┌──
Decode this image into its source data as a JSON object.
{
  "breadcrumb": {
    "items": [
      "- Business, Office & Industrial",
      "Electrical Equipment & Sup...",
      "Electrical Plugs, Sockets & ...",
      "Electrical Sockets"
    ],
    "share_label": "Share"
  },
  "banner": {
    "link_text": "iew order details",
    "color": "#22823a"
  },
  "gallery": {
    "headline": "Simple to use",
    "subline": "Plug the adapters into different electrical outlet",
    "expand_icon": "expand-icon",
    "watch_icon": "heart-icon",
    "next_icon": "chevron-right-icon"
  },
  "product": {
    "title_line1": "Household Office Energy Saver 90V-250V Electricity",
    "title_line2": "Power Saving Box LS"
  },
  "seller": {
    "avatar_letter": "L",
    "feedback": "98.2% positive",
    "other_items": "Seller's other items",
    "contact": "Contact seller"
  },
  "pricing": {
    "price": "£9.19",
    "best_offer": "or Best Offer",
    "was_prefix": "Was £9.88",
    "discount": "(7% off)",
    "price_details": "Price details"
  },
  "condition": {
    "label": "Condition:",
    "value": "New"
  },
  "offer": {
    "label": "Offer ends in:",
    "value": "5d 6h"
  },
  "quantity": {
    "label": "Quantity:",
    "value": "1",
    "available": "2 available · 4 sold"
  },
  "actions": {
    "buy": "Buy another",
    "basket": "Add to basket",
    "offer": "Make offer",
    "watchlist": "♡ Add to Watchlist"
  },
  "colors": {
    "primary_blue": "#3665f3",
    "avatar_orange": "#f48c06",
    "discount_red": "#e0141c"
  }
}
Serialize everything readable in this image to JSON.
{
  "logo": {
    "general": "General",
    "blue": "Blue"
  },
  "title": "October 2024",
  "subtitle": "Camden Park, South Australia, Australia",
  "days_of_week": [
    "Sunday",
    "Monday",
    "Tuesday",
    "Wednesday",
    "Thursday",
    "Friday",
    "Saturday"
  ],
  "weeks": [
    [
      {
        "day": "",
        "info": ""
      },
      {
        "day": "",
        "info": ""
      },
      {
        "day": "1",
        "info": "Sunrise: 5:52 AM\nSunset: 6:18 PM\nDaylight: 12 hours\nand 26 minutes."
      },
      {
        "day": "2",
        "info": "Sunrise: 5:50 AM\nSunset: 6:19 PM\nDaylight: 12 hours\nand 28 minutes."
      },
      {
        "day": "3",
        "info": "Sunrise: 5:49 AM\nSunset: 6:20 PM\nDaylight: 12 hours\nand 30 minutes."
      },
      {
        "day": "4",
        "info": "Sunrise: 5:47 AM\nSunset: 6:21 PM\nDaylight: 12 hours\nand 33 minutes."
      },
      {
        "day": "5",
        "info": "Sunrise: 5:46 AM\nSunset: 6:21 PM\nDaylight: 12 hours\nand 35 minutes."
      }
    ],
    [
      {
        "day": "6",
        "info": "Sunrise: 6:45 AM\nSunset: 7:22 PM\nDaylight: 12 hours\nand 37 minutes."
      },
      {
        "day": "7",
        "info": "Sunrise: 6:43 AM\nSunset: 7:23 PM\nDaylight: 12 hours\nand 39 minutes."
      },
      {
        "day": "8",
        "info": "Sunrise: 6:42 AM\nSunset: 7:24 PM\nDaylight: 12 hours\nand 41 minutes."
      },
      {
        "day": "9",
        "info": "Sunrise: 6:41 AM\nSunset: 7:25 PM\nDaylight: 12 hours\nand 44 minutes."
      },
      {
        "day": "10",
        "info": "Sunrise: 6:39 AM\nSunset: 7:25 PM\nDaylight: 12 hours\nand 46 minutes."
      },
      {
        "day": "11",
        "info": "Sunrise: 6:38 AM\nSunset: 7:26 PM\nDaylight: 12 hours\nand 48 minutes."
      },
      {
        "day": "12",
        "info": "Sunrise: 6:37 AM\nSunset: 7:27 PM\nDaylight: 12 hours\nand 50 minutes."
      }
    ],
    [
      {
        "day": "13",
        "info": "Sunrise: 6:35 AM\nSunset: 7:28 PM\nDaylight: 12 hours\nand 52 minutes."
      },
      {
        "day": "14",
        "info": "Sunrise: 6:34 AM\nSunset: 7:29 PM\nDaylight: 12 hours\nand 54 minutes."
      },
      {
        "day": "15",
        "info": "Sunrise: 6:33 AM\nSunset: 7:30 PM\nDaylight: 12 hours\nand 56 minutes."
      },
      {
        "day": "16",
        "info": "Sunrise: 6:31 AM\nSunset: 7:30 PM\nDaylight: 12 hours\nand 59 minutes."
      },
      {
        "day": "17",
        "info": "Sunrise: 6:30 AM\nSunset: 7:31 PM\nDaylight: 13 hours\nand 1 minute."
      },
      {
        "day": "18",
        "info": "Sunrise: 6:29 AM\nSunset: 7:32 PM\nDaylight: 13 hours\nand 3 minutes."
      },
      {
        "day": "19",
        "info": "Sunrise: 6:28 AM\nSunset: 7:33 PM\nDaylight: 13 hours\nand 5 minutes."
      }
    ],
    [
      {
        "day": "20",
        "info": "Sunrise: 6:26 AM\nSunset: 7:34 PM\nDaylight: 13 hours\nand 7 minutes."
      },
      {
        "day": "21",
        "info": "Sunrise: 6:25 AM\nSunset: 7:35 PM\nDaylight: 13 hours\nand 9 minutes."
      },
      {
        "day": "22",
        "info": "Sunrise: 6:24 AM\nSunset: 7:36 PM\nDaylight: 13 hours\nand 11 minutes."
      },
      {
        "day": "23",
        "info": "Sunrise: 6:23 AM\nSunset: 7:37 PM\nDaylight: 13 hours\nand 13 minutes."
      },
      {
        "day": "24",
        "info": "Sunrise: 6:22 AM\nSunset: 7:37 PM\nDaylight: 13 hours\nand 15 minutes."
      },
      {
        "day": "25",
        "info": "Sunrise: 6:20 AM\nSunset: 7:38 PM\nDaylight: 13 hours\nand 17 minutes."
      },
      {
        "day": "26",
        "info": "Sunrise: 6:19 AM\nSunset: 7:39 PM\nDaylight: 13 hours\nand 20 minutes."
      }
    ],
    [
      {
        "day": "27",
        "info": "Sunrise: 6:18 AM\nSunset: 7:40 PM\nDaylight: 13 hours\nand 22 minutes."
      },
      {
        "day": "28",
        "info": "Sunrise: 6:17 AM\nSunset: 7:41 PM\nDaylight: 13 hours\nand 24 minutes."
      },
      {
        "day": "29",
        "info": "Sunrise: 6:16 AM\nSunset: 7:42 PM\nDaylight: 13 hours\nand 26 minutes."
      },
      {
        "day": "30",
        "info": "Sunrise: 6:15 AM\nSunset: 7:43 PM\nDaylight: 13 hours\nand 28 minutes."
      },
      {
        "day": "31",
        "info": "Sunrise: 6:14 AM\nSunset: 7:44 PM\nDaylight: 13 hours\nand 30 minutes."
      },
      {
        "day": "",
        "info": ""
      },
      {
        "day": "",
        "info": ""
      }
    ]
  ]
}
└──
__TASK BRIEF__.
From the records given above, copy all lines containing "JSON".

__SOLUTION FOR THIS TASK__.
Decode this image into its source data as a JSON object.
Serialize everything readable in this image to JSON.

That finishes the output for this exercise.